▶ _TASK PROMPT_: Convert the entry lines from the one containing "25, 97, 45]" through the one containing "239, 225, 251]" into a JSON list of strings, one string per line, with blank lines omitted.

▶ _DATA SHOWN_:
=====

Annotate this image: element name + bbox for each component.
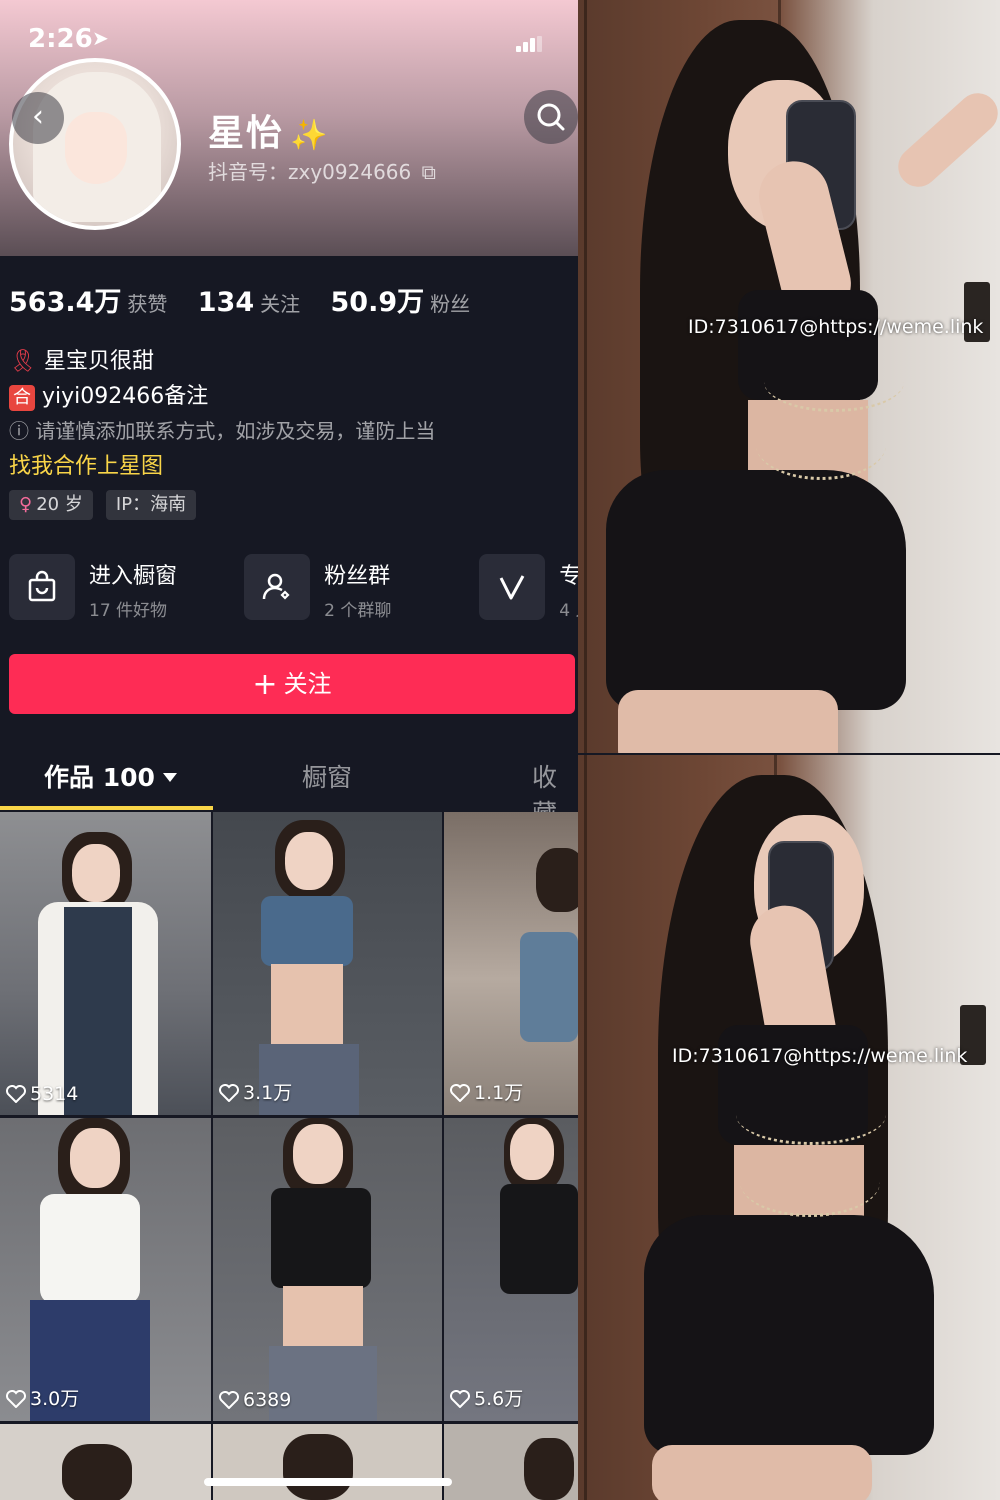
search-button[interactable] — [524, 90, 578, 144]
copy-icon[interactable]: ⧉ — [422, 160, 436, 184]
ip-tag: IP：海南 — [105, 490, 197, 520]
like-count: 6389 — [219, 1389, 291, 1411]
profile-nickname: 星怡 ✨ — [208, 104, 329, 156]
search-icon — [537, 103, 565, 131]
location-arrow-icon: ➤ — [92, 26, 109, 50]
photo-watermark: ID:7310617@https://weme.link — [688, 316, 984, 338]
avatar[interactable] — [9, 58, 181, 230]
like-count: 5.6万 — [450, 1384, 523, 1411]
heart-icon — [6, 1085, 26, 1104]
entry-sub: 4 人加 — [559, 601, 578, 621]
video-thumbnail[interactable]: 1.1万 — [444, 812, 578, 1115]
signal-icon — [516, 36, 542, 52]
video-thumbnail[interactable]: 3.1万 — [213, 812, 442, 1115]
status-time: 2:26 — [28, 24, 93, 54]
tab-indicator — [0, 806, 213, 810]
back-button[interactable]: ‹ — [12, 92, 64, 144]
entry-sub: 2 个群聊 — [324, 601, 392, 621]
profile-stats: 563.4万 获赞 134 关注 50.9万 粉丝 — [9, 280, 494, 319]
plus-icon: + — [252, 667, 278, 702]
video-thumbnail[interactable]: 5.6万 — [444, 1118, 578, 1421]
status-bar: 2:26 ➤ — [28, 24, 578, 58]
heart-icon — [6, 1390, 26, 1409]
bio-line-2: yiyi092466备注 — [42, 384, 209, 409]
douyin-id-text: 抖音号：zxy0924666 — [208, 160, 412, 184]
video-thumbnail[interactable] — [0, 1424, 211, 1500]
follow-button[interactable]: + 关注 — [9, 654, 575, 714]
content-tabs: 作品 100 橱窗 收藏 — [0, 740, 578, 828]
video-thumbnail[interactable] — [213, 1424, 442, 1500]
home-indicator[interactable] — [204, 1478, 452, 1486]
shopping-bag-icon — [28, 570, 56, 602]
nickname-text: 星怡 — [208, 113, 285, 154]
info-icon: ⓘ — [9, 419, 29, 443]
profile-bio: 🎗 星宝贝很甜 合 yiyi092466备注 ⓘ 请谨慎添加联系方式，如涉及交易… — [9, 344, 435, 484]
video-thumbnail[interactable]: 5314 — [0, 812, 211, 1115]
profile-screen: 2:26 ➤ ‹ 星怡 ✨ 抖音号：zxy0924666 ⧉ 563.4万 获赞 1… — [0, 0, 578, 1500]
stat-likes[interactable]: 563.4万 获赞 — [9, 280, 167, 319]
profile-entries: 进入橱窗 17 件好物 粉丝群 2 个群聊 专属 4 人加 — [9, 554, 578, 622]
douyin-id[interactable]: 抖音号：zxy0924666 ⧉ — [208, 156, 436, 185]
heart-icon — [450, 1084, 470, 1103]
stat-following[interactable]: 134 关注 — [198, 287, 300, 318]
heart-icon — [450, 1390, 470, 1409]
like-count: 3.1万 — [219, 1078, 292, 1105]
entry-exclusive[interactable]: 专属 4 人加 — [479, 554, 578, 622]
heart-icon — [219, 1084, 239, 1103]
follow-button-label: 关注 — [283, 670, 332, 698]
v-icon — [499, 575, 525, 600]
stat-followers[interactable]: 50.9万 粉丝 — [331, 280, 471, 319]
profile-tags: ♀ 20 岁 IP：海南 — [9, 490, 204, 520]
entry-title: 进入橱窗 — [89, 564, 178, 589]
photo-watermark: ID:7310617@https://weme.link — [672, 1045, 968, 1067]
tab-shop-window[interactable]: 橱窗 — [302, 758, 352, 794]
entry-sub: 17 件好物 — [89, 601, 168, 621]
ribbon-icon: 🎗 — [9, 349, 37, 374]
entry-title: 专属 — [559, 564, 578, 589]
like-count: 3.0万 — [6, 1384, 79, 1411]
bio-line-1: 星宝贝很甜 — [43, 349, 154, 374]
video-thumbnail[interactable]: 6389 — [213, 1118, 442, 1421]
sparkle-icon: ✨ — [290, 118, 330, 153]
video-thumbnail[interactable]: 3.0万 — [0, 1118, 211, 1421]
group-icon — [262, 573, 290, 600]
chevron-left-icon: ‹ — [32, 99, 44, 134]
bio-warning: 请谨慎添加联系方式，如涉及交易，谨防上当 — [35, 419, 436, 443]
video-thumbnail[interactable] — [444, 1424, 578, 1500]
he-badge-icon: 合 — [9, 385, 35, 411]
caret-down-icon — [162, 773, 177, 782]
mirror-photo-top: ID:7310617@https://weme.link — [578, 0, 1000, 753]
star-map-link[interactable]: 找我合作上星图 — [9, 449, 435, 484]
tab-works[interactable]: 作品 100 — [44, 758, 177, 794]
entry-fan-group[interactable]: 粉丝群 2 个群聊 — [244, 554, 474, 622]
entry-shop-window[interactable]: 进入橱窗 17 件好物 — [9, 554, 239, 622]
age-tag: ♀ 20 岁 — [9, 490, 93, 520]
mirror-photo-bottom: ID:7310617@https://weme.link — [578, 755, 1000, 1500]
entry-title: 粉丝群 — [324, 564, 391, 589]
like-count: 1.1万 — [450, 1078, 523, 1105]
heart-icon — [219, 1391, 239, 1410]
female-icon: ♀ — [19, 494, 33, 515]
like-count: 5314 — [6, 1083, 78, 1105]
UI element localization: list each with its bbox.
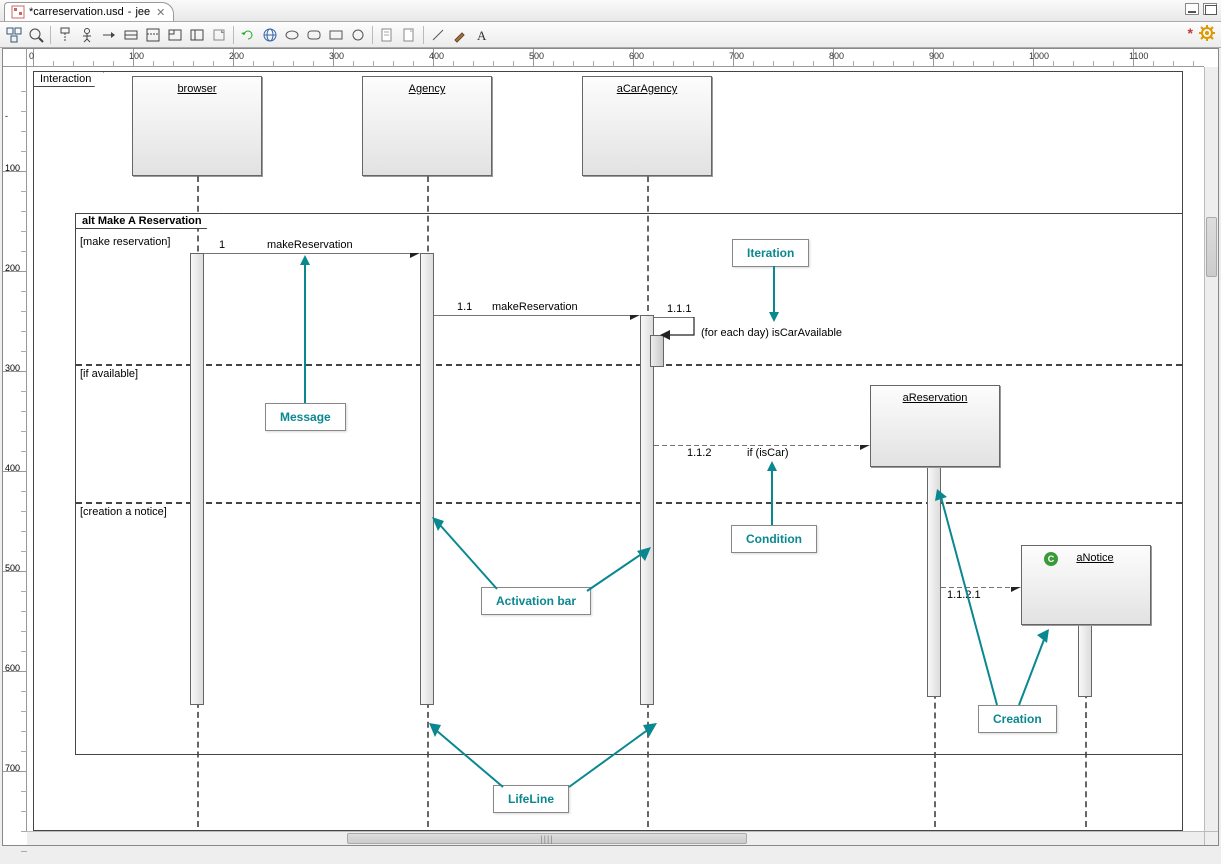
actor-tool-icon[interactable]	[77, 25, 97, 45]
guard-if-available: [if available]	[80, 368, 138, 380]
ellipse-tool-icon[interactable]	[282, 25, 302, 45]
scrollbar-thumb[interactable]: ||||	[347, 833, 747, 844]
participant-acaragency[interactable]: aCarAgency	[582, 76, 712, 176]
rect-tool-icon[interactable]	[326, 25, 346, 45]
tab-bar: *carreservation.usd - jee ✕	[0, 0, 1221, 22]
message-tool-icon[interactable]	[99, 25, 119, 45]
brush-tool-icon[interactable]	[450, 25, 470, 45]
callout-arrow-creation-2	[1015, 629, 1055, 712]
activation-anotice[interactable]	[1078, 623, 1092, 697]
message-1-1-text: makeReservation	[492, 301, 578, 313]
callout-arrow-message	[295, 255, 315, 406]
page-tool-icon[interactable]	[377, 25, 397, 45]
dirty-indicator-icon: *	[1188, 25, 1193, 41]
scrollbar-thumb[interactable]	[1206, 217, 1217, 277]
guard-make-reservation: [make reservation]	[80, 236, 170, 248]
text-tool-icon[interactable]: A	[472, 25, 492, 45]
participant-label: aNotice	[1076, 552, 1113, 564]
message-1-num: 1	[219, 239, 225, 251]
participant-label: Agency	[409, 83, 446, 95]
diagram-canvas[interactable]: Interaction browser Agency aCarAgency al…	[27, 67, 1204, 831]
globe-tool-icon[interactable]	[260, 25, 280, 45]
interaction-use-tool-icon[interactable]	[165, 25, 185, 45]
callout-message: Message	[265, 403, 346, 431]
toolbar-separator	[50, 26, 51, 44]
vertical-ruler: 100200300400500600700-	[3, 67, 27, 831]
message-1-1[interactable]	[434, 315, 640, 331]
line-tool-icon[interactable]	[428, 25, 448, 45]
diagram-editor: 010020030040050060070080090010001100 100…	[2, 48, 1219, 846]
message-1-text: makeReservation	[267, 239, 353, 251]
message-1-1-num: 1.1	[457, 301, 472, 313]
window-controls	[1185, 3, 1217, 15]
callout-condition: Condition	[731, 525, 817, 553]
participant-label: aCarAgency	[617, 83, 678, 95]
return-tool-icon[interactable]	[121, 25, 141, 45]
page2-tool-icon[interactable]	[399, 25, 419, 45]
creation-marker-icon: C	[1044, 552, 1058, 566]
minimize-button[interactable]	[1185, 3, 1199, 15]
toolbar-separator	[233, 26, 234, 44]
frame-tool-icon[interactable]	[187, 25, 207, 45]
guard-creation-notice: [creation a notice]	[80, 506, 167, 518]
rounded-rect-tool-icon[interactable]	[304, 25, 324, 45]
tab-perspective-sep: -	[128, 6, 132, 18]
participant-anotice[interactable]: C aNotice	[1021, 545, 1151, 625]
activation-acaragency[interactable]	[640, 315, 654, 705]
message-1-1-1-text: (for each day) isCarAvailable	[701, 327, 842, 339]
vertical-scrollbar[interactable]	[1204, 67, 1218, 831]
interaction-frame-label: Interaction	[33, 71, 104, 87]
circle-tool-icon[interactable]	[348, 25, 368, 45]
svg-text:A: A	[477, 28, 487, 43]
settings-icon[interactable]	[1199, 25, 1215, 41]
alt-divider	[76, 502, 1182, 504]
refresh-tool-icon[interactable]	[238, 25, 258, 45]
participant-agency[interactable]: Agency	[362, 76, 492, 176]
diagram-toolbar: A *	[0, 22, 1221, 48]
scroll-corner	[1204, 831, 1218, 845]
lifeline-tool-icon[interactable]	[55, 25, 75, 45]
participant-label: browser	[177, 83, 216, 95]
participant-label: aReservation	[903, 392, 968, 404]
combined-fragment-tool-icon[interactable]	[143, 25, 163, 45]
close-icon[interactable]: ✕	[156, 6, 165, 19]
toolbar-separator	[372, 26, 373, 44]
note-tool-icon[interactable]	[209, 25, 229, 45]
zoom-tool-icon[interactable]	[26, 25, 46, 45]
tab-perspective: jee	[135, 6, 150, 18]
alt-fragment-label: alt Make A Reservation	[75, 213, 219, 229]
toolbar-separator	[423, 26, 424, 44]
tab-title: *carreservation.usd	[29, 6, 124, 18]
horizontal-scrollbar[interactable]: ||||	[27, 831, 1204, 845]
participant-browser[interactable]: browser	[132, 76, 262, 176]
editor-tab[interactable]: *carreservation.usd - jee ✕	[4, 2, 174, 21]
message-1-1-2-text: if (isCar)	[747, 447, 789, 459]
callout-arrow-creation-1	[935, 489, 1005, 712]
message-1-1-1-num: 1.1.1	[667, 303, 691, 315]
callout-arrow-activation-1	[432, 517, 502, 598]
participant-areservation[interactable]: aReservation	[870, 385, 1000, 467]
maximize-button[interactable]	[1203, 3, 1217, 15]
layout-tool-icon[interactable]	[4, 25, 24, 45]
horizontal-ruler: 010020030040050060070080090010001100	[27, 49, 1204, 67]
callout-arrow-lifeline-2	[569, 723, 659, 796]
ruler-corner	[3, 49, 27, 67]
callout-arrow-activation-2	[587, 547, 657, 598]
alt-divider	[76, 364, 1182, 366]
activation-browser[interactable]	[190, 253, 204, 705]
message-1-1-2-num: 1.1.2	[687, 447, 711, 459]
activation-agency[interactable]	[420, 253, 434, 705]
callout-iteration: Iteration	[732, 239, 809, 267]
callout-arrow-lifeline-1	[429, 723, 509, 796]
uml-file-icon	[11, 5, 25, 19]
callout-arrow-iteration	[764, 266, 784, 325]
callout-arrow-condition	[762, 461, 782, 528]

=====

▶ _TASK ANSWER_:
[
  "actor-tool-icon[interactable]\t[77, 25, 97, 45]",
  "guard-if-available: [if available]\t[80, 368, 138, 380]",
  "ellipse-tool-icon[interactable]\t[282, 25, 302, 45]",
  "scrollbar-thumb[interactable]: ||||\t[347, 833, 747, 844]",
  "participant-acaragency[interactable]: aCarAgency\t[582, 76, 712, 176]",
  "rect-tool-icon[interactable]\t[326, 25, 346, 45]",
  "tab-bar: *carreservation.usd - jee ✕\t[0, 0, 1221, 22]",
  "message-tool-icon[interactable]\t[99, 25, 119, 45]",
  "brush-tool-icon[interactable]\t[450, 25, 470, 45]",
  "callout-arrow-creation-2\t[1015, 629, 1055, 712]",
  "activation-anotice[interactable]\t[1078, 623, 1092, 697]",
  "message-1-1-text: makeReservation\t[492, 301, 578, 313]",
  "callout-arrow-message\t[295, 255, 315, 406]",
  "page-tool-icon[interactable]\t[377, 25, 397, 45]",
  "dirty-indicator-icon: *\t[1188, 25, 1193, 41]",
  "scrollbar-thumb[interactable]\t[1206, 217, 1217, 277]",
  "guard-make-reservation: [make reservation]\t[80, 236, 170, 248]",
  "text-tool-icon[interactable]: A\t[472, 25, 492, 45]",
  "participant-label: aNotice\t[1076, 552, 1113, 564]",
  "message-1-num: 1\t[219, 239, 225, 251]"
]